Under this task are some entries; return every one of them exactly.

-- Begin Given entries --

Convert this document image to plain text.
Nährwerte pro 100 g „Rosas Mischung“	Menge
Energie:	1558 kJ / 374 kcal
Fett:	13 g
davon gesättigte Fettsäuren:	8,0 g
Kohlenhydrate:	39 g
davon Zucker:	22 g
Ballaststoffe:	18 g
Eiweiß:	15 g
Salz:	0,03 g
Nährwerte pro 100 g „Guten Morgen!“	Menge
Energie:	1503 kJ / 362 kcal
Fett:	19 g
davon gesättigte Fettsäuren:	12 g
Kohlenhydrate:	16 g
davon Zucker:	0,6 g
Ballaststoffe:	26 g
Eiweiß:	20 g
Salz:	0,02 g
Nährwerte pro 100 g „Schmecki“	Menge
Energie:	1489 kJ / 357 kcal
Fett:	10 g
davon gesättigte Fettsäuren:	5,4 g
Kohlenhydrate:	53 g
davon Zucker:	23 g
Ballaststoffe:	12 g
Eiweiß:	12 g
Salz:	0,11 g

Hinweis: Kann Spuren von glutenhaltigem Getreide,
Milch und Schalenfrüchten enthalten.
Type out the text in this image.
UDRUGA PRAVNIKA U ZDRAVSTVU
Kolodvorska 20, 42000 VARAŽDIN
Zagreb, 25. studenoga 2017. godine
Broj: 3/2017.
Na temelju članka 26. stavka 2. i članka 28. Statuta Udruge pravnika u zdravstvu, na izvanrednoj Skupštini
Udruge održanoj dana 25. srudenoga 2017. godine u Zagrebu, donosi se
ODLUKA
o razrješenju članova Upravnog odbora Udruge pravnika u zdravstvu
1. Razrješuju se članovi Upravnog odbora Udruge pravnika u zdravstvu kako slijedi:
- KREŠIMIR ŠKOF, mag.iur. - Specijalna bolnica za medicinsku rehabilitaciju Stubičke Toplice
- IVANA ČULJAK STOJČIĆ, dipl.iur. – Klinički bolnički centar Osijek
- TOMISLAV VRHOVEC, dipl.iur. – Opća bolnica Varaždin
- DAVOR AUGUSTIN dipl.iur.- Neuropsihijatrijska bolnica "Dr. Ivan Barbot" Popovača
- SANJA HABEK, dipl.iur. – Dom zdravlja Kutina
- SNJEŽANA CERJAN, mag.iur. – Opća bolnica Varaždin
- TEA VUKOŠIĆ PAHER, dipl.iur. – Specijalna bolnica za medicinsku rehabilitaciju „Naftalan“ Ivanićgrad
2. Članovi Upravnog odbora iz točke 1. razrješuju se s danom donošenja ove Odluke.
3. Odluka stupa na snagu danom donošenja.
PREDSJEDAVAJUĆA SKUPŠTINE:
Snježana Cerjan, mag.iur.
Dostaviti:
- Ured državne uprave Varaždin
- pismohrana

-- End Given entries --

Complete output:
Convert this document image to plain text.
Nährwerte pro 100 g „Rosas Mischung“	Menge
Energie:	1558 kJ / 374 kcal
Fett:	13 g
davon gesättigte Fettsäuren:	8,0 g
Kohlenhydrate:	39 g
davon Zucker:	22 g
Ballaststoffe:	18 g
Eiweiß:	15 g
Salz:	0,03 g
Nährwerte pro 100 g „Guten Morgen!“	Menge
Energie:	1503 kJ / 362 kcal
Fett:	19 g
davon gesättigte Fettsäuren:	12 g
Kohlenhydrate:	16 g
davon Zucker:	0,6 g
Ballaststoffe:	26 g
Eiweiß:	20 g
Salz:	0,02 g
Nährwerte pro 100 g „Schmecki“	Menge
Energie:	1489 kJ / 357 kcal
Fett:	10 g
davon gesättigte Fettsäuren:	5,4 g
Kohlenhydrate:	53 g
davon Zucker:	23 g
Ballaststoffe:	12 g
Eiweiß:	12 g
Salz:	0,11 g

Hinweis: Kann Spuren von glutenhaltigem Getreide,
Milch und Schalenfrüchten enthalten.
Type out the text in this image.
UDRUGA PRAVNIKA U ZDRAVSTVU
Kolodvorska 20, 42000 VARAŽDIN
Zagreb, 25. studenoga 2017. godine
Broj: 3/2017.
Na temelju članka 26. stavka 2. i članka 28. Statuta Udruge pravnika u zdravstvu, na izvanrednoj Skupštini
Udruge održanoj dana 25. srudenoga 2017. godine u Zagrebu, donosi se
ODLUKA
o razrješenju članova Upravnog odbora Udruge pravnika u zdravstvu
1. Razrješuju se članovi Upravnog odbora Udruge pravnika u zdravstvu kako slijedi:
- KREŠIMIR ŠKOF, mag.iur. - Specijalna bolnica za medicinsku rehabilitaciju Stubičke Toplice
- IVANA ČULJAK STOJČIĆ, dipl.iur. – Klinički bolnički centar Osijek
- TOMISLAV VRHOVEC, dipl.iur. – Opća bolnica Varaždin
- DAVOR AUGUSTIN dipl.iur.- Neuropsihijatrijska bolnica "Dr. Ivan Barbot" Popovača
- SANJA HABEK, dipl.iur. – Dom zdravlja Kutina
- SNJEŽANA CERJAN, mag.iur. – Opća bolnica Varaždin
- TEA VUKOŠIĆ PAHER, dipl.iur. – Specijalna bolnica za medicinsku rehabilitaciju „Naftalan“ Ivanićgrad
2. Članovi Upravnog odbora iz točke 1. razrješuju se s danom donošenja ove Odluke.
3. Odluka stupa na snagu danom donošenja.
PREDSJEDAVAJUĆA SKUPŠTINE:
Snježana Cerjan, mag.iur.
Dostaviti:
- Ured državne uprave Varaždin
- pismohrana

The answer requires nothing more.